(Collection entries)
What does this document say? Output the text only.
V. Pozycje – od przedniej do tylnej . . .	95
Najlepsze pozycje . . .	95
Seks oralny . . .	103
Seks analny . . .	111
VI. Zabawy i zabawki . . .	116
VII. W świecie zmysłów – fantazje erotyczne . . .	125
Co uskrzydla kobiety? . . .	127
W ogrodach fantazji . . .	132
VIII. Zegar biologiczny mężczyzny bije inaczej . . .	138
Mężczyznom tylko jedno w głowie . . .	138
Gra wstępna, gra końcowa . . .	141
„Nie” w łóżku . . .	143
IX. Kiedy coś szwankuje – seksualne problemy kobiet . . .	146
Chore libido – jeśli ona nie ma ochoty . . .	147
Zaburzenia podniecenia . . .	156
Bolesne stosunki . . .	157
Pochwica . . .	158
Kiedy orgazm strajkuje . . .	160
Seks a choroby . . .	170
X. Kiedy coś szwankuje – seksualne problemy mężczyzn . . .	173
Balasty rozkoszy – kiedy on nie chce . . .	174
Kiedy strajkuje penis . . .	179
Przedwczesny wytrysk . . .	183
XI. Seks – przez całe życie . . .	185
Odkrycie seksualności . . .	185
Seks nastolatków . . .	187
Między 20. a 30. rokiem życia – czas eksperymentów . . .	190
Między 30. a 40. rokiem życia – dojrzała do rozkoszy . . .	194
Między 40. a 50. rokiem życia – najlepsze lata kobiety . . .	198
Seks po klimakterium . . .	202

Aim
Reply with one number only: how many lines of the listing hold "problemy"?

Solution to this problem
2